→ Required work: Return the entries below verbatim. Pictures stay out.

[Stored records]
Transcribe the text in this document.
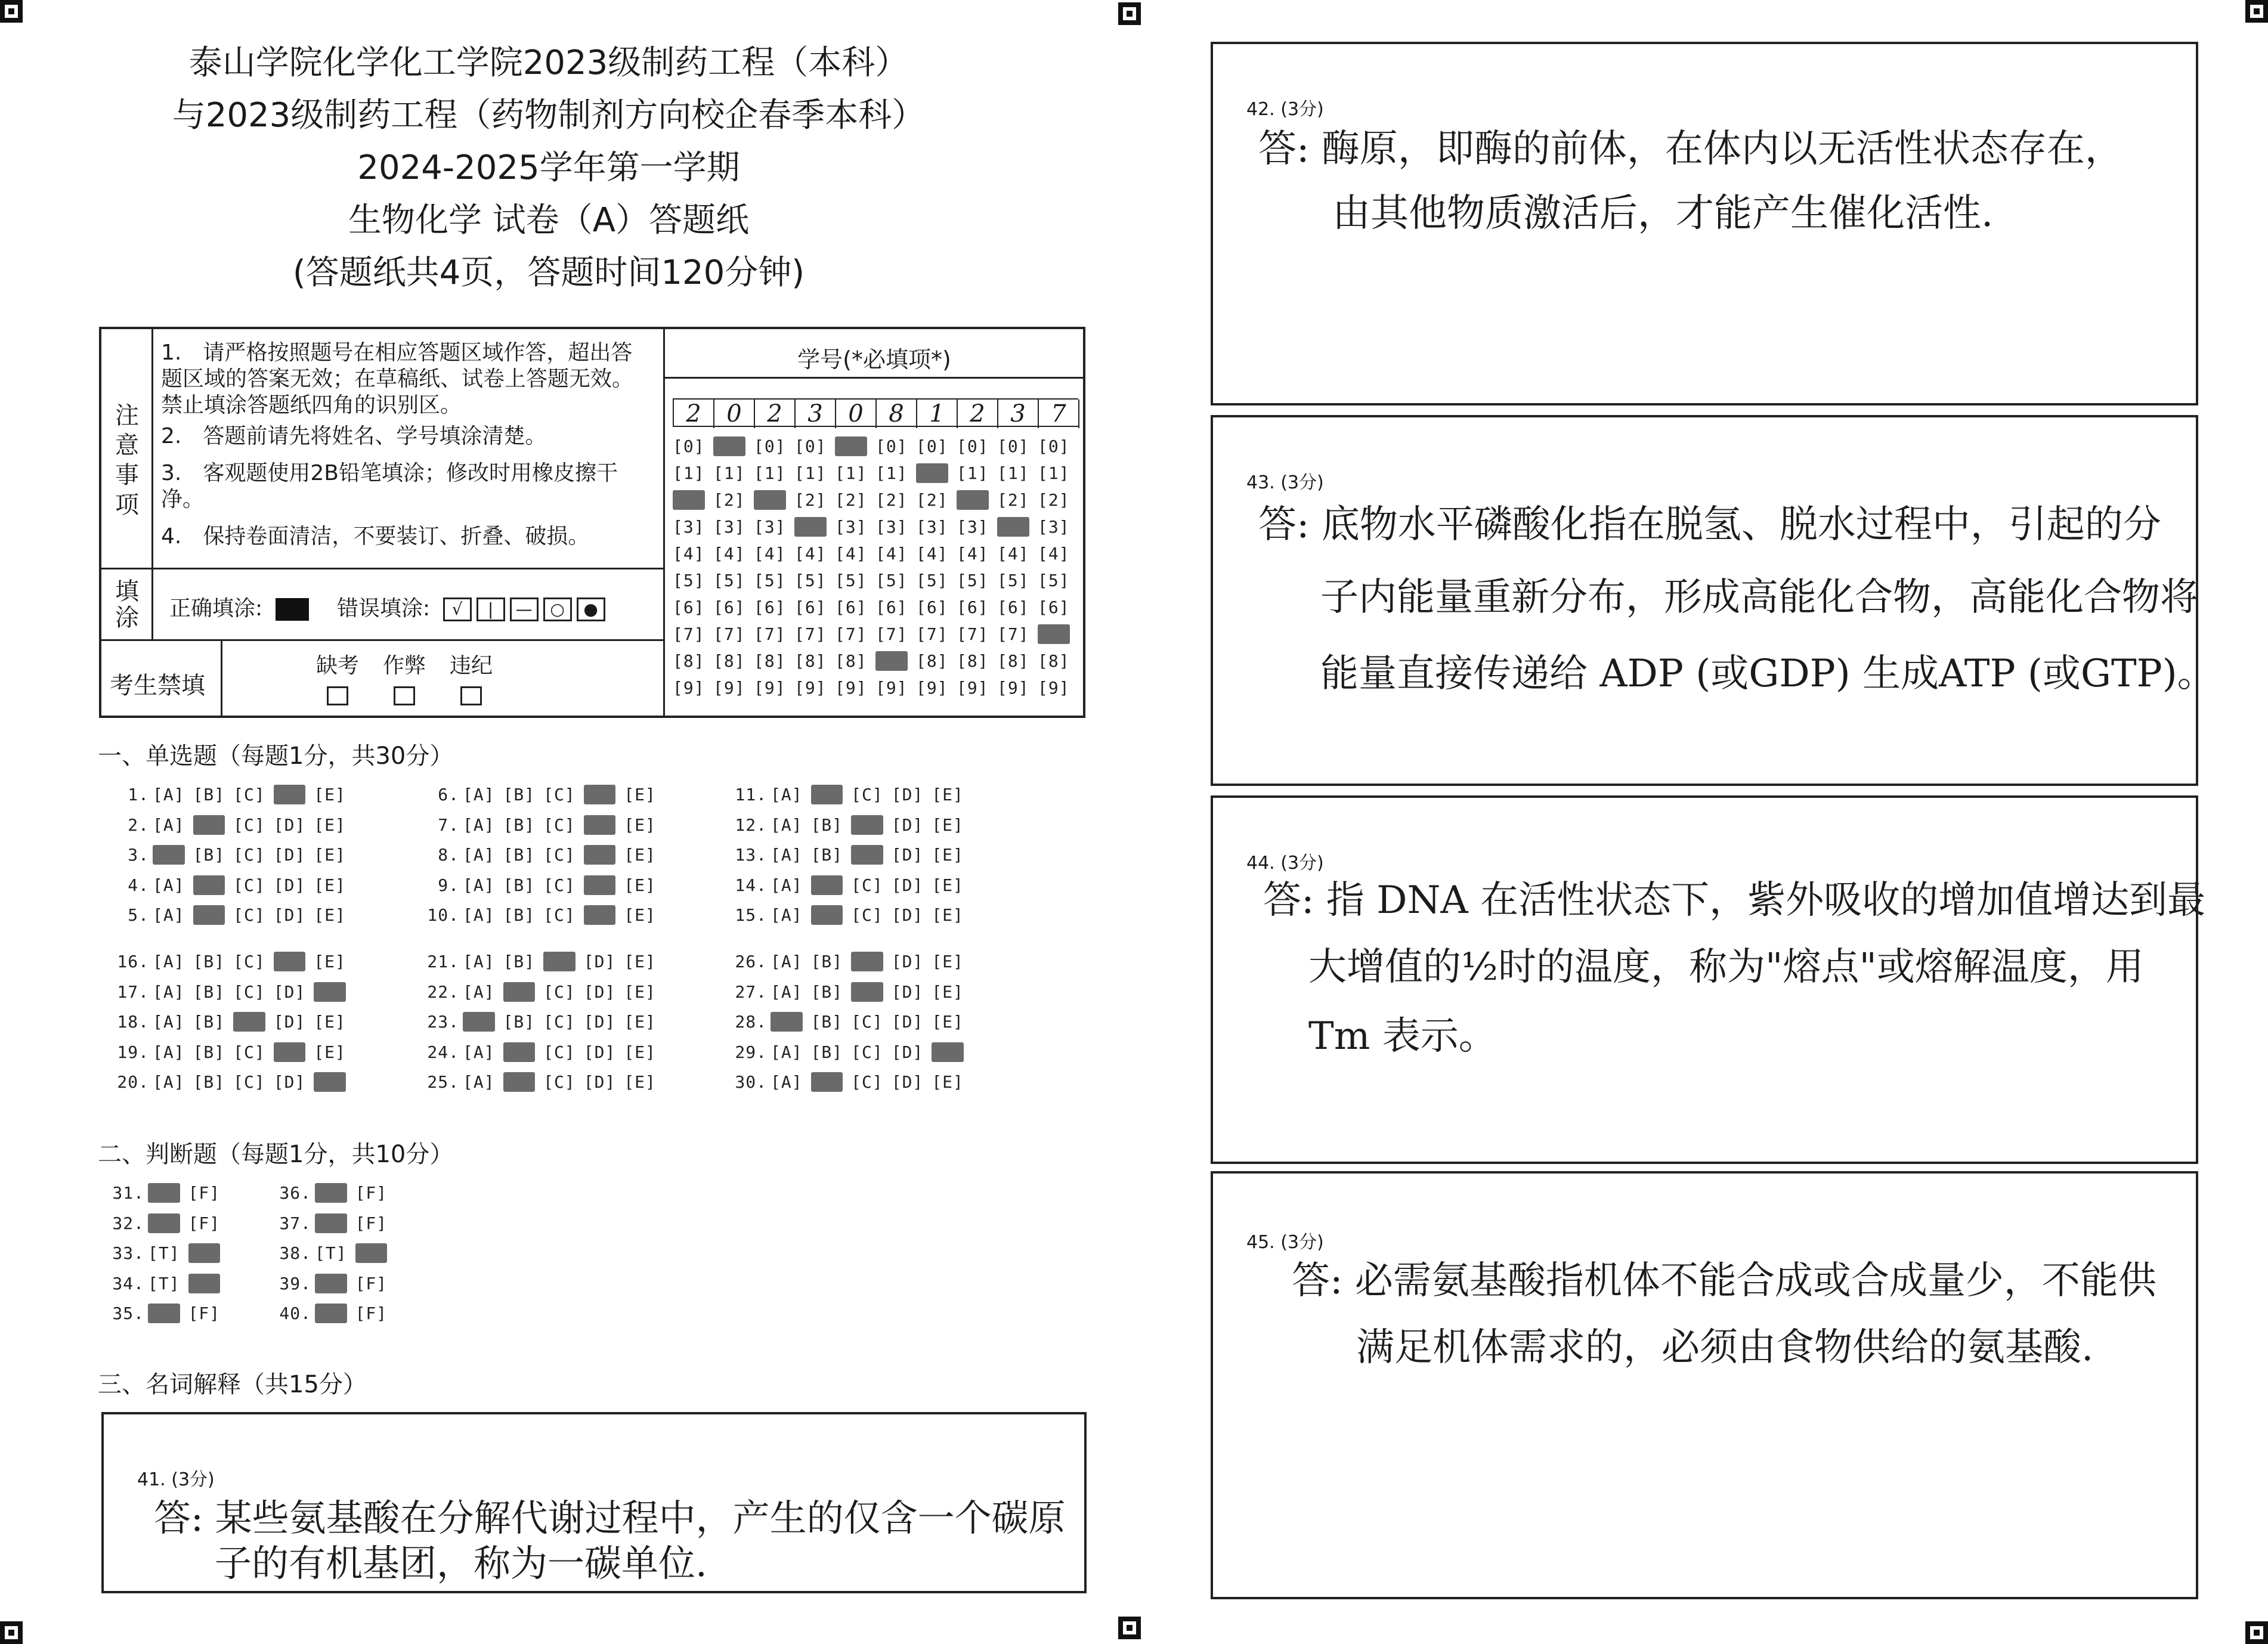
泰山学院化学化工学院2023级制药工程（本科）
与2023级制药工程（药物制剂方向校企春季本科）
2024-2025学年第一学期
生物化学 试卷（A）答题纸
(答题纸共4页，答题时间120分钟)
注意事项
1.　请严格按照题号在相应答题区域作答，超出答题区域的答案无效；在草稿纸、试卷上答题无效。禁止填涂答题纸四角的识别区。
2.　答题前请先将姓名、学号填涂清楚。
3.　客观题使用2B铅笔填涂；修改时用橡皮擦干净。
4.　保持卷面清洁，不要装订、折叠、破损。
填涂 正确填涂:	错误填涂: √ | — ○ ●
考生禁填
缺考 作弊 违纪
学号(*必填项*)
2	0	2	3	0	8	1	2	3	7
[0] [0] [0] [0] [0] [0] [0] [0] [0] [0]
[1] [1] [1] [1] [1] [1] [1] [1] [1] [1]
[2] [2] [2] [2] [2] [2] [2] [2] [2] [2]
[3] [3] [3] [3] [3] [3] [3] [3] [3] [3]
[4] [4] [4] [4] [4] [4] [4] [4] [4] [4]
[5] [5] [5] [5] [5] [5] [5] [5] [5] [5]
[6] [6] [6] [6] [6] [6] [6] [6] [6] [6]
[7] [7] [7] [7] [7] [7] [7] [7] [7] [7]
[8] [8] [8] [8] [8] [8] [8] [8] [8] [8]
[9] [9] [9] [9] [9] [9] [9] [9] [9] [9]
一、单选题（每题1分，共30分）
1. [A] [B] [C] [D] [E]
2. [A] [B] [C] [D] [E]
3. [A] [B] [C] [D] [E]
4. [A] [B] [C] [D] [E]
5. [A] [B] [C] [D] [E]
6. [A] [B] [C] [D] [E]
7. [A] [B] [C] [D] [E]
8. [A] [B] [C] [D] [E]
9. [A] [B] [C] [D] [E]
10. [A] [B] [C] [D] [E]
11. [A] [B] [C] [D] [E]
12. [A] [B] [C] [D] [E]
13. [A] [B] [C] [D] [E]
14. [A] [B] [C] [D] [E]
15. [A] [B] [C] [D] [E]
16. [A] [B] [C] [D] [E]
17. [A] [B] [C] [D] [E]
18. [A] [B] [C] [D] [E]
19. [A] [B] [C] [D] [E]
20. [A] [B] [C] [D] [E]
21. [A] [B] [C] [D] [E]
22. [A] [B] [C] [D] [E]
23. [A] [B] [C] [D] [E]
24. [A] [B] [C] [D] [E]
25. [A] [B] [C] [D] [E]
26. [A] [B] [C] [D] [E]
27. [A] [B] [C] [D] [E]
28. [A] [B] [C] [D] [E]
29. [A] [B] [C] [D] [E]
30. [A] [B] [C] [D] [E]
二、判断题（每题1分，共10分）
31. [T] [F]
32. [T] [F]
33. [T] [F]
34. [T] [F]
35. [T] [F]
36. [T] [F]
37. [T] [F]
38. [T] [F]
39. [T] [F]
40. [T] [F]
三、名词解释（共15分）
41. (3分)
答: 某些氨基酸在分解代谢过程中，产生的仅含一个碳原
子的有机基团，称为一碳单位.
42. (3分)
答: 酶原，即酶的前体，在体内以无活性状态存在，
由其他物质激活后，才能产生催化活性.
43. (3分)
答: 底物水平磷酸化指在脱氢、脱水过程中，引起的分
子内能量重新分布，形成高能化合物，高能化合物将
能量直接传递给 ADP (或GDP) 生成ATP (或GTP)。
44. (3分)
答: 指 DNA 在活性状态下，紫外吸收的增加值增达到最
大增值的½时的温度，称为"熔点"或熔解温度，用
Tm 表示。
45. (3分)
答: 必需氨基酸指机体不能合成或合成量少，不能供
满足机体需求的，必须由食物供给的氨基酸.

→ The reply:
Transcribe the text in this document.
泰山学院化学化工学院2023级制药工程（本科）
与2023级制药工程（药物制剂方向校企春季本科）
2024-2025学年第一学期
生物化学 试卷（A）答题纸
(答题纸共4页，答题时间120分钟)
注意事项
1.　请严格按照题号在相应答题区域作答，超出答题区域的答案无效；在草稿纸、试卷上答题无效。禁止填涂答题纸四角的识别区。
2.　答题前请先将姓名、学号填涂清楚。
3.　客观题使用2B铅笔填涂；修改时用橡皮擦干净。
4.　保持卷面清洁，不要装订、折叠、破损。
填涂 正确填涂:	错误填涂: √ | — ○ ●
考生禁填
缺考 作弊 违纪
学号(*必填项*)
2	0	2	3	0	8	1	2	3	7
[0] [0] [0] [0] [0] [0] [0] [0] [0] [0]
[1] [1] [1] [1] [1] [1] [1] [1] [1] [1]
[2] [2] [2] [2] [2] [2] [2] [2] [2] [2]
[3] [3] [3] [3] [3] [3] [3] [3] [3] [3]
[4] [4] [4] [4] [4] [4] [4] [4] [4] [4]
[5] [5] [5] [5] [5] [5] [5] [5] [5] [5]
[6] [6] [6] [6] [6] [6] [6] [6] [6] [6]
[7] [7] [7] [7] [7] [7] [7] [7] [7] [7]
[8] [8] [8] [8] [8] [8] [8] [8] [8] [8]
[9] [9] [9] [9] [9] [9] [9] [9] [9] [9]
一、单选题（每题1分，共30分）
1. [A] [B] [C] [D] [E]
2. [A] [B] [C] [D] [E]
3. [A] [B] [C] [D] [E]
4. [A] [B] [C] [D] [E]
5. [A] [B] [C] [D] [E]
6. [A] [B] [C] [D] [E]
7. [A] [B] [C] [D] [E]
8. [A] [B] [C] [D] [E]
9. [A] [B] [C] [D] [E]
10. [A] [B] [C] [D] [E]
11. [A] [B] [C] [D] [E]
12. [A] [B] [C] [D] [E]
13. [A] [B] [C] [D] [E]
14. [A] [B] [C] [D] [E]
15. [A] [B] [C] [D] [E]
16. [A] [B] [C] [D] [E]
17. [A] [B] [C] [D] [E]
18. [A] [B] [C] [D] [E]
19. [A] [B] [C] [D] [E]
20. [A] [B] [C] [D] [E]
21. [A] [B] [C] [D] [E]
22. [A] [B] [C] [D] [E]
23. [A] [B] [C] [D] [E]
24. [A] [B] [C] [D] [E]
25. [A] [B] [C] [D] [E]
26. [A] [B] [C] [D] [E]
27. [A] [B] [C] [D] [E]
28. [A] [B] [C] [D] [E]
29. [A] [B] [C] [D] [E]
30. [A] [B] [C] [D] [E]
二、判断题（每题1分，共10分）
31. [T] [F]
32. [T] [F]
33. [T] [F]
34. [T] [F]
35. [T] [F]
36. [T] [F]
37. [T] [F]
38. [T] [F]
39. [T] [F]
40. [T] [F]
三、名词解释（共15分）
41. (3分)
答: 某些氨基酸在分解代谢过程中，产生的仅含一个碳原
子的有机基团，称为一碳单位.
42. (3分)
答: 酶原，即酶的前体，在体内以无活性状态存在，
由其他物质激活后，才能产生催化活性.
43. (3分)
答: 底物水平磷酸化指在脱氢、脱水过程中，引起的分
子内能量重新分布，形成高能化合物，高能化合物将
能量直接传递给 ADP (或GDP) 生成ATP (或GTP)。
44. (3分)
答: 指 DNA 在活性状态下，紫外吸收的增加值增达到最
大增值的½时的温度，称为"熔点"或熔解温度，用
Tm 表示。
45. (3分)
答: 必需氨基酸指机体不能合成或合成量少，不能供
满足机体需求的，必须由食物供给的氨基酸.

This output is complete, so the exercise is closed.